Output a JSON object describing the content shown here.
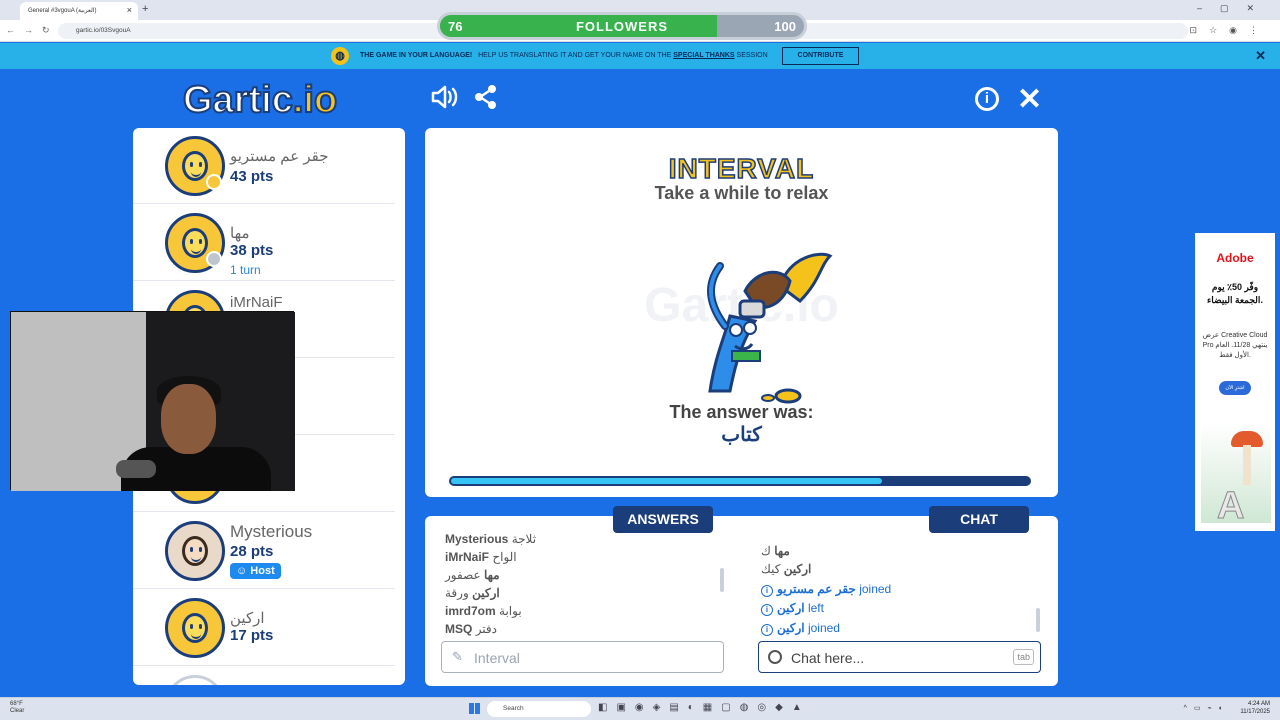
{
  "browser": {
    "tab_title": "General #3vgouA (العربية)",
    "url": "gartic.io/03SvgouA",
    "nav_glyphs": "←→↻",
    "ext_glyphs": "⊡☆◉⋮",
    "win_glyphs": "–▢✕"
  },
  "followers": {
    "current": "76",
    "label": "FOLLOWERS",
    "goal": "100",
    "progress": 0.76
  },
  "banner": {
    "bold_text": "THE GAME IN YOUR LANGUAGE!",
    "text": "HELP US TRANSLATING IT AND GET YOUR NAME ON THE",
    "special": "SPECIAL THANKS",
    "session": "SESSION",
    "contribute_label": "CONTRIBUTE"
  },
  "header": {
    "logo": "Gartic",
    "logo_suffix": ".io"
  },
  "players": [
    {
      "name": "جقر عم مستريو",
      "points": "43 pts",
      "badge": "yellow"
    },
    {
      "name": "مها",
      "points": "38 pts",
      "turn": "1 turn",
      "badge": "gray"
    },
    {
      "name": "iMrNaiF",
      "points": ""
    },
    {
      "name": "",
      "points": ""
    },
    {
      "name": "",
      "points": ""
    },
    {
      "name": "Mysterious",
      "points": "28 pts",
      "host": "Host",
      "photo": true
    },
    {
      "name": "اركين",
      "points": "17 pts"
    }
  ],
  "game": {
    "status_title": "INTERVAL",
    "status_subtitle": "Take a while to relax",
    "watermark": "Gartic.io",
    "answer_label": "The answer was:",
    "answer": "كتاب",
    "timer_progress": 0.74
  },
  "answers": {
    "tab_label": "ANSWERS",
    "messages": [
      {
        "user": "Mysterious",
        "text": "ثلاجة"
      },
      {
        "user": "iMrNaiF",
        "text": "الواح"
      },
      {
        "user": "مها",
        "text": "عصفور"
      },
      {
        "user": "اركين",
        "text": "ورقة"
      },
      {
        "user": "imrd7om",
        "text": "بوابة"
      },
      {
        "user": "MSQ",
        "text": "دفتر"
      }
    ],
    "input_placeholder": "Interval"
  },
  "chat": {
    "tab_label": "CHAT",
    "messages": [
      {
        "user": "مها",
        "text": "ك"
      },
      {
        "user": "اركين",
        "text": "كيك"
      }
    ],
    "events": [
      {
        "user": "جقر عم مستريو",
        "action": "joined"
      },
      {
        "user": "اركين",
        "action": "left"
      },
      {
        "user": "اركين",
        "action": "joined"
      }
    ],
    "input_placeholder": "Chat here...",
    "tab_hint": "tab"
  },
  "ad": {
    "brand": "Adobe",
    "headline": "وفّر 50٪ يوم الجمعة البيضاء.",
    "body": "عرض Creative Cloud Pro ينتهي 11/28. العام الأول فقط.",
    "cta": "اشترِ الآن"
  },
  "taskbar": {
    "temp": "68°F",
    "weather": "Clear",
    "search": "Search",
    "time": "4:24 AM",
    "date": "11/17/2025"
  },
  "colors": {
    "navy": "#1b3d7a",
    "page_blue": "#1a6ee6",
    "yellow": "#f6c21a",
    "cyan": "#36c3f5",
    "green": "#37b24d"
  }
}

··········

TASK REQUIREMENTS
From the data above, copy each line with the string "here" in it.

OUTPUT FOR THIS TASK
Output a JSON object describing the content shown here.
    "input_placeholder": "Chat here...",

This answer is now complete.